++++ Data entries
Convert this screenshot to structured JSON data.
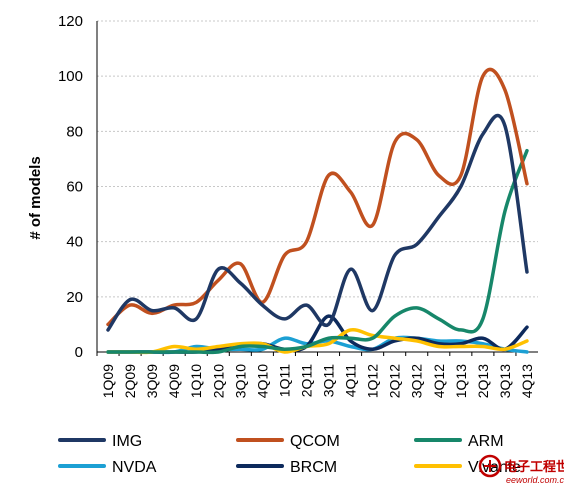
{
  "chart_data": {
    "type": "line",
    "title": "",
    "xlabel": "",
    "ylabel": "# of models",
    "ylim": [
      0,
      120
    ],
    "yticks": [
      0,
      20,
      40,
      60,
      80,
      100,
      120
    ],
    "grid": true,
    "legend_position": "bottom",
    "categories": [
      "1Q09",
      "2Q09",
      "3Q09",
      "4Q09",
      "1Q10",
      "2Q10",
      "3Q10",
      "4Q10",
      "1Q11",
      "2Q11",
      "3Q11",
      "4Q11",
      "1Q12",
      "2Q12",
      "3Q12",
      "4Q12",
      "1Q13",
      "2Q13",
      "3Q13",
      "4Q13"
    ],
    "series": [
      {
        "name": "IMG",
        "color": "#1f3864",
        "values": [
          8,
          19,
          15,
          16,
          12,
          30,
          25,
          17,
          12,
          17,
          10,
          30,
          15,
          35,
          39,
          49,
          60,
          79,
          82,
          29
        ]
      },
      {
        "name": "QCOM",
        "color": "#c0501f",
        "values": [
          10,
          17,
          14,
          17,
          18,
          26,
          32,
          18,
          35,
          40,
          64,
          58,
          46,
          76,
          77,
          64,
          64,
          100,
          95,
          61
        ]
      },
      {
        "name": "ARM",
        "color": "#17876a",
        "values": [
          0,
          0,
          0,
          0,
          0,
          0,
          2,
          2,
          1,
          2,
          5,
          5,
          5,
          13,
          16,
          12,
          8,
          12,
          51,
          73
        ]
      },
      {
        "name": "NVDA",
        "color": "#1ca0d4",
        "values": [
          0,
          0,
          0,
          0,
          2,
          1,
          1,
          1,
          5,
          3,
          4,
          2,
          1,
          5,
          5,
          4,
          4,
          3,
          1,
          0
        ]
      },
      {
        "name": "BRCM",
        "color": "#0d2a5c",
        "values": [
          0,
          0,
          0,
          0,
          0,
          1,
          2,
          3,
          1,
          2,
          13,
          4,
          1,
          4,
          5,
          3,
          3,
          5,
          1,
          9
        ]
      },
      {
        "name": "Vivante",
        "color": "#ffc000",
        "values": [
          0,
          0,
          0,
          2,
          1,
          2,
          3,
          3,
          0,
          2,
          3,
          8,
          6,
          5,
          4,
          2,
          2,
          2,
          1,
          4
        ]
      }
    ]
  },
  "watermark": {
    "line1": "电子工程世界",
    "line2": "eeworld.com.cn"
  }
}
++++++++
++++ Data entries
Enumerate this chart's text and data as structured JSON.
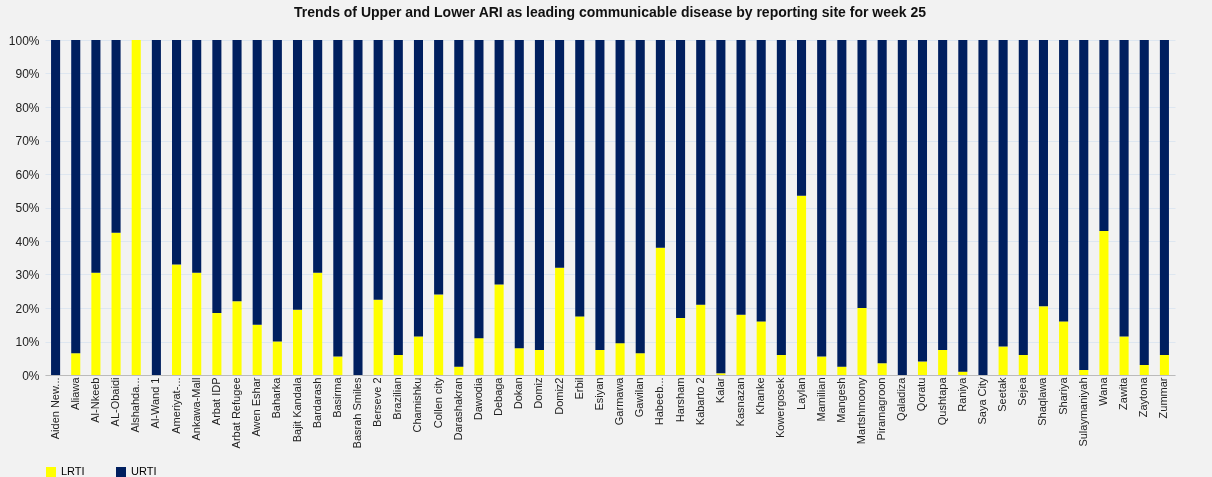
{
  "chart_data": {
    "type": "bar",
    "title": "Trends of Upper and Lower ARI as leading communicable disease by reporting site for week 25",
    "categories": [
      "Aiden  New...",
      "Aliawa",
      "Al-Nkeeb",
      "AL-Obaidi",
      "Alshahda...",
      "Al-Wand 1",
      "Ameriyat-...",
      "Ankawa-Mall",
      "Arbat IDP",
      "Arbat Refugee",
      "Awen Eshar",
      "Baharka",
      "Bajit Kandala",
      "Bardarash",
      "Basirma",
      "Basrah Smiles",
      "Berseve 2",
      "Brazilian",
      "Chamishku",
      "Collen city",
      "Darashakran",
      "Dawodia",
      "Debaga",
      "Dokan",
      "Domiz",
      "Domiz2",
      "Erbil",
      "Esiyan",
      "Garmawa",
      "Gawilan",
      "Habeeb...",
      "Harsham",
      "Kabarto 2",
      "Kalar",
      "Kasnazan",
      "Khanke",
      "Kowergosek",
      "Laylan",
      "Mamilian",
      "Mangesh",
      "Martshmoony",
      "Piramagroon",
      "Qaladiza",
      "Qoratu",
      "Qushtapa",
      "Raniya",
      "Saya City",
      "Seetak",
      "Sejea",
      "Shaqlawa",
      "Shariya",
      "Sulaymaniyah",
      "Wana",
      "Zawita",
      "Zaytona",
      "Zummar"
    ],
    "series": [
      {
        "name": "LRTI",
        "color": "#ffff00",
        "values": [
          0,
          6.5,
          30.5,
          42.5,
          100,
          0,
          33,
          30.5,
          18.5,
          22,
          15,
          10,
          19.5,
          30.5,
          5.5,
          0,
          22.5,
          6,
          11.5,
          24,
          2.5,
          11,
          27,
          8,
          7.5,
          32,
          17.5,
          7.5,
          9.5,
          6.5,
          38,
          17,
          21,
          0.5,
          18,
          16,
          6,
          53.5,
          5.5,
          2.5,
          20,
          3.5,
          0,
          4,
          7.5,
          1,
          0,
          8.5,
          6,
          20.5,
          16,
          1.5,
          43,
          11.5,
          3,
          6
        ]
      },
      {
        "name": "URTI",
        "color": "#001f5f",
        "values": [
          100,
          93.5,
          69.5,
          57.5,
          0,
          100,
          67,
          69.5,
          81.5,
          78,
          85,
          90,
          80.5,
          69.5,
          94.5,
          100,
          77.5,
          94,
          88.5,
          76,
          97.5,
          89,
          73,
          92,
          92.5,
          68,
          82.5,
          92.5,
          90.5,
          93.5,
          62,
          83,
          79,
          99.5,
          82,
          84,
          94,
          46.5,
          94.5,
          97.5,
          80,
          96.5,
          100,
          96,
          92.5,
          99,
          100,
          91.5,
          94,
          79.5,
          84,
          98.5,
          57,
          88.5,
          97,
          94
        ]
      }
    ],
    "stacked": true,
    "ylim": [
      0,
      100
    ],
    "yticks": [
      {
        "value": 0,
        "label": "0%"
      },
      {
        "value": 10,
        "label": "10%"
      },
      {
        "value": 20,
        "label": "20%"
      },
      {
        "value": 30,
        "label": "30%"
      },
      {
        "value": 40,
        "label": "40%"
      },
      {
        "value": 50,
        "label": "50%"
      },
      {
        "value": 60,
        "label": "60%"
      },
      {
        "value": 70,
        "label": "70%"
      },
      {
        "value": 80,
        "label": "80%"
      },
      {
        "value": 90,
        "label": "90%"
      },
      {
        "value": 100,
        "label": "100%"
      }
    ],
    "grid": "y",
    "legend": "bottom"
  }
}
++++++++
++++ Data entries
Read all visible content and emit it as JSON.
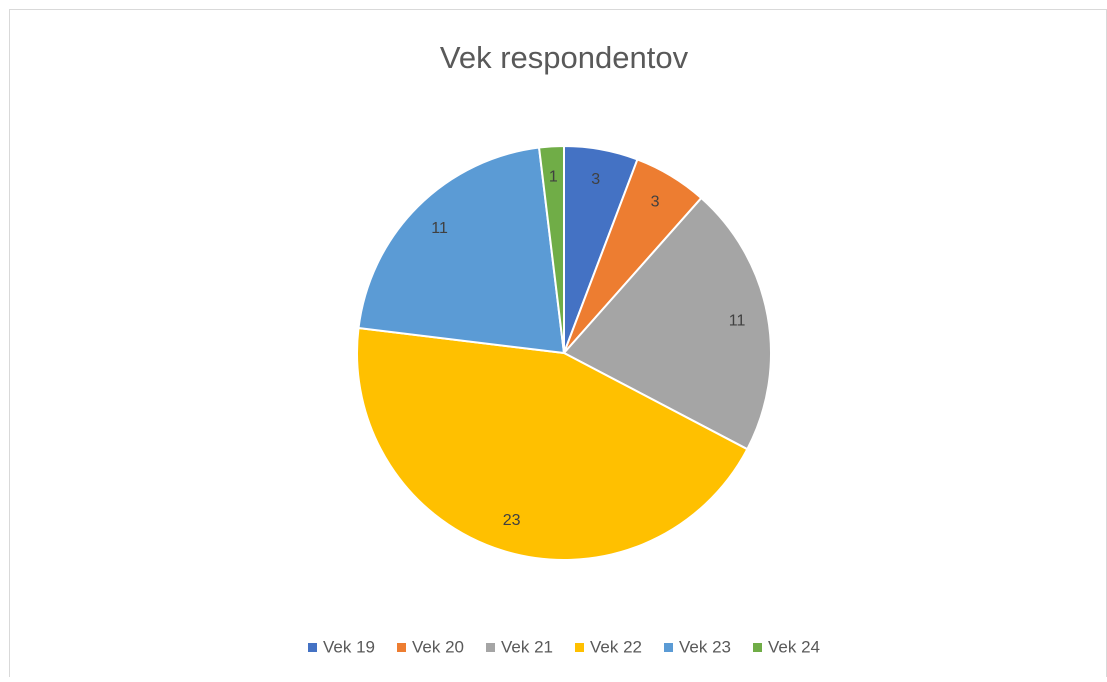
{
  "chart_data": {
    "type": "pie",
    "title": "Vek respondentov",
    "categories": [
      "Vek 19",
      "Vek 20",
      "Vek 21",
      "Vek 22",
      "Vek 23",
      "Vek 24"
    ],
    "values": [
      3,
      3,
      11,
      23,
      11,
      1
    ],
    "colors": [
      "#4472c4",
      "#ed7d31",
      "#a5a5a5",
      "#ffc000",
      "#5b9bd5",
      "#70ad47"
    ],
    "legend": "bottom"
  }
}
++++++++
- [Problem to solve] In the material above, show every line where the word "structured" turns up.

- [Answer to the problem]
Convert this screenshot to structured JSON data.
Enumerate this chart's text and data as structured JSON.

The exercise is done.